— Start —

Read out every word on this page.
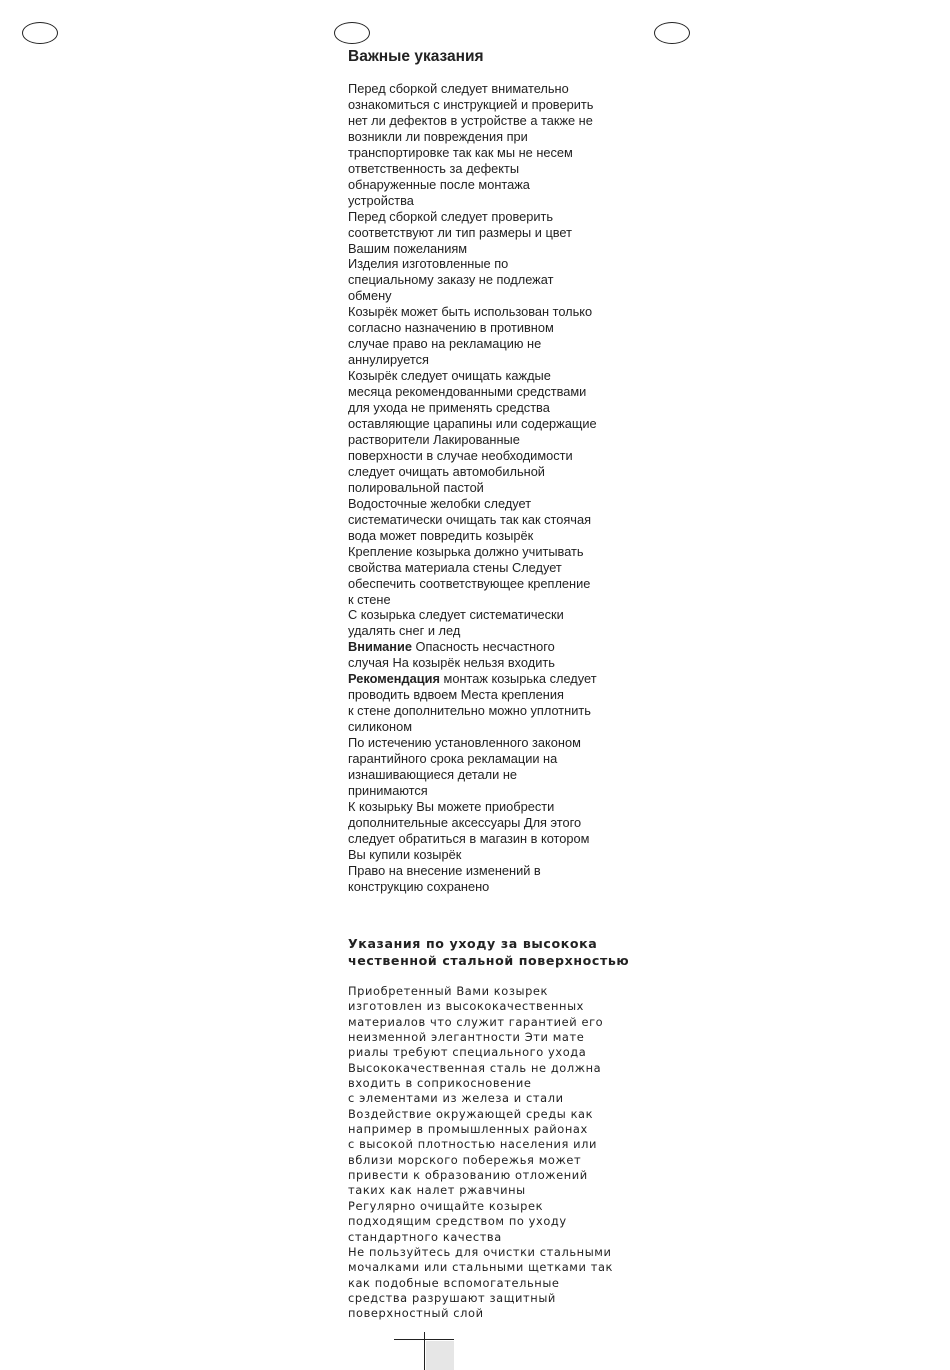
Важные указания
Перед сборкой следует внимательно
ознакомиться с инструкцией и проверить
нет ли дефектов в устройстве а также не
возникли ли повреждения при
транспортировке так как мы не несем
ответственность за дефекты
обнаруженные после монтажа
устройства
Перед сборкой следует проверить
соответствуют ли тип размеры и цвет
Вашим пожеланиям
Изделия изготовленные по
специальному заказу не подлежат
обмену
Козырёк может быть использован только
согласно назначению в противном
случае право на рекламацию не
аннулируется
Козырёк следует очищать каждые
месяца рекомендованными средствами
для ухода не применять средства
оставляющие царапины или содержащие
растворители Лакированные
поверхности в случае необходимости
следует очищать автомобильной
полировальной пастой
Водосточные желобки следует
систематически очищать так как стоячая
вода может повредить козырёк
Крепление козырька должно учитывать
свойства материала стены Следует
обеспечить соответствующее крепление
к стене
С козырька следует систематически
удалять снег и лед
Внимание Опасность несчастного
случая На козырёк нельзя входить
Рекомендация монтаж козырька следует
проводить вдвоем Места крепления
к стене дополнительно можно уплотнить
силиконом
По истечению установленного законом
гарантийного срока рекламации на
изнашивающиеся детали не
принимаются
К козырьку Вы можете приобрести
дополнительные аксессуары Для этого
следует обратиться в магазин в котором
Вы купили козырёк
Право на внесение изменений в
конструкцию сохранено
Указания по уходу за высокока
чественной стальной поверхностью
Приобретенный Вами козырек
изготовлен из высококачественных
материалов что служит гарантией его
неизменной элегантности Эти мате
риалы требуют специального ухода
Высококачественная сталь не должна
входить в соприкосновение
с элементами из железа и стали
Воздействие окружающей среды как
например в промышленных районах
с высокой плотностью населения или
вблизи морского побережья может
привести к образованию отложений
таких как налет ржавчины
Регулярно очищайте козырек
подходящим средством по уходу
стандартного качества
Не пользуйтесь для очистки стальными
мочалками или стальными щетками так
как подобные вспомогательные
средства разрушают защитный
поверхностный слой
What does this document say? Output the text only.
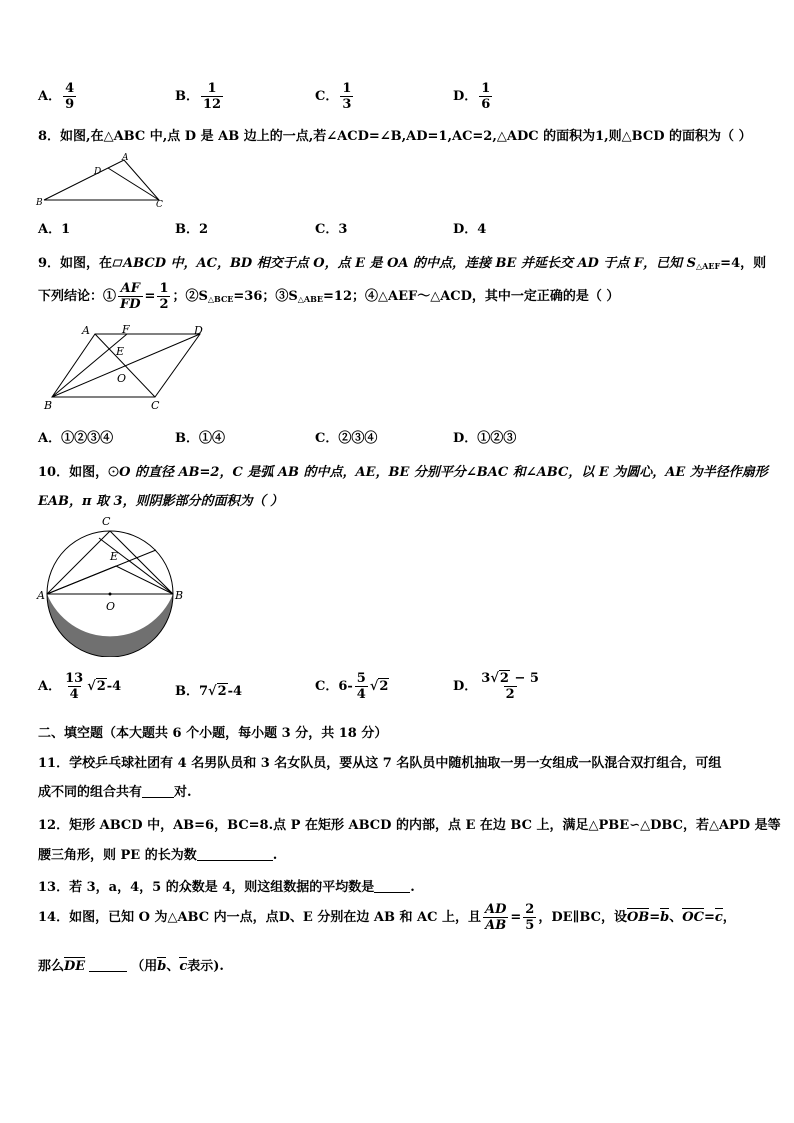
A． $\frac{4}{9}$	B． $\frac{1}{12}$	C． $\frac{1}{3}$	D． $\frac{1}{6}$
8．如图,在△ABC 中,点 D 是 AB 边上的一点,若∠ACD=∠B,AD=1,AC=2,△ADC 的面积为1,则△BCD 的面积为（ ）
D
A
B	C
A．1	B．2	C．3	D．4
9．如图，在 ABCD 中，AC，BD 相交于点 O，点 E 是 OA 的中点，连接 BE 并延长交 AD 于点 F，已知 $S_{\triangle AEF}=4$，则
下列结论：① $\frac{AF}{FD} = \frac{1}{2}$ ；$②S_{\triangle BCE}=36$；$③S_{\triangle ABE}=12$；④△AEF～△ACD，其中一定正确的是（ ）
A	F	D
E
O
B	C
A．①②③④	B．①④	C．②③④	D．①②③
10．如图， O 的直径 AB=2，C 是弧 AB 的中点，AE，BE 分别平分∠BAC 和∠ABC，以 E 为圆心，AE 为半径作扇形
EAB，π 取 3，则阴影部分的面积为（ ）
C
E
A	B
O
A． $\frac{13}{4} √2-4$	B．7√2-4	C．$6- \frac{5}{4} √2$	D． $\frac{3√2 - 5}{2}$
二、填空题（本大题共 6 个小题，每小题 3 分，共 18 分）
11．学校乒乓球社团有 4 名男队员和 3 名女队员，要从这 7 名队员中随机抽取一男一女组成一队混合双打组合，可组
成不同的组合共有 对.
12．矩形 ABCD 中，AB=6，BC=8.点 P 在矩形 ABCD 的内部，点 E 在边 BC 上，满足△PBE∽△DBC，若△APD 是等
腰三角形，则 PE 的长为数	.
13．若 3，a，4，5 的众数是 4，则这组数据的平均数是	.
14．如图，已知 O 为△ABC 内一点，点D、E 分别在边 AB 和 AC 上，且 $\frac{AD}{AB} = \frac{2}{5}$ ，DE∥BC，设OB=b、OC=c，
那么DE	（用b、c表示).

— End —

→ INSTRUCTIONS FOR THE TASK: Would you mind returning each entry above word for word, skipping the images?

→ SOLUTION TO THE EXERCISE:
Read out every word on this page.
Важные указания
Перед сборкой следует внимательно
ознакомиться с инструкцией и проверить
нет ли дефектов в устройстве а также не
возникли ли повреждения при
транспортировке так как мы не несем
ответственность за дефекты
обнаруженные после монтажа
устройства
Перед сборкой следует проверить
соответствуют ли тип размеры и цвет
Вашим пожеланиям
Изделия изготовленные по
специальному заказу не подлежат
обмену
Козырёк может быть использован только
согласно назначению в противном
случае право на рекламацию не
аннулируется
Козырёк следует очищать каждые
месяца рекомендованными средствами
для ухода не применять средства
оставляющие царапины или содержащие
растворители Лакированные
поверхности в случае необходимости
следует очищать автомобильной
полировальной пастой
Водосточные желобки следует
систематически очищать так как стоячая
вода может повредить козырёк
Крепление козырька должно учитывать
свойства материала стены Следует
обеспечить соответствующее крепление
к стене
С козырька следует систематически
удалять снег и лед
Внимание Опасность несчастного
случая На козырёк нельзя входить
Рекомендация монтаж козырька следует
проводить вдвоем Места крепления
к стене дополнительно можно уплотнить
силиконом
По истечению установленного законом
гарантийного срока рекламации на
изнашивающиеся детали не
принимаются
К козырьку Вы можете приобрести
дополнительные аксессуары Для этого
следует обратиться в магазин в котором
Вы купили козырёк
Право на внесение изменений в
конструкцию сохранено
Указания по уходу за высокока
чественной стальной поверхностью
Приобретенный Вами козырек
изготовлен из высококачественных
материалов что служит гарантией его
неизменной элегантности Эти мате
риалы требуют специального ухода
Высококачественная сталь не должна
входить в соприкосновение
с элементами из железа и стали
Воздействие окружающей среды как
например в промышленных районах
с высокой плотностью населения или
вблизи морского побережья может
привести к образованию отложений
таких как налет ржавчины
Регулярно очищайте козырек
подходящим средством по уходу
стандартного качества
Не пользуйтесь для очистки стальными
мочалками или стальными щетками так
как подобные вспомогательные
средства разрушают защитный
поверхностный слой
What does this document say? Output the text only.
A． $\frac{4}{9}$	B． $\frac{1}{12}$	C． $\frac{1}{3}$	D． $\frac{1}{6}$
8．如图,在△ABC 中,点 D 是 AB 边上的一点,若∠ACD=∠B,AD=1,AC=2,△ADC 的面积为1,则△BCD 的面积为（ ）
D
A
B	C
A．1	B．2	C．3	D．4
9．如图，在 ABCD 中，AC，BD 相交于点 O，点 E 是 OA 的中点，连接 BE 并延长交 AD 于点 F，已知 $S_{\triangle AEF}=4$，则
下列结论：① $\frac{AF}{FD} = \frac{1}{2}$ ；$②S_{\triangle BCE}=36$；$③S_{\triangle ABE}=12$；④△AEF～△ACD，其中一定正确的是（ ）
A	F	D
E
O
B	C
A．①②③④	B．①④	C．②③④	D．①②③
10．如图， O 的直径 AB=2，C 是弧 AB 的中点，AE，BE 分别平分∠BAC 和∠ABC，以 E 为圆心，AE 为半径作扇形
EAB，π 取 3，则阴影部分的面积为（ ）
C
E
A	B
O
A． $\frac{13}{4} √2-4$	B．7√2-4	C．$6- \frac{5}{4} √2$	D． $\frac{3√2 - 5}{2}$
二、填空题（本大题共 6 个小题，每小题 3 分，共 18 分）
11．学校乒乓球社团有 4 名男队员和 3 名女队员，要从这 7 名队员中随机抽取一男一女组成一队混合双打组合，可组
成不同的组合共有 对.
12．矩形 ABCD 中，AB=6，BC=8.点 P 在矩形 ABCD 的内部，点 E 在边 BC 上，满足△PBE∽△DBC，若△APD 是等
腰三角形，则 PE 的长为数	.
13．若 3，a，4，5 的众数是 4，则这组数据的平均数是	.
14．如图，已知 O 为△ABC 内一点，点D、E 分别在边 AB 和 AC 上，且 $\frac{AD}{AB} = \frac{2}{5}$ ，DE∥BC，设OB=b、OC=c，
那么DE	（用b、c表示).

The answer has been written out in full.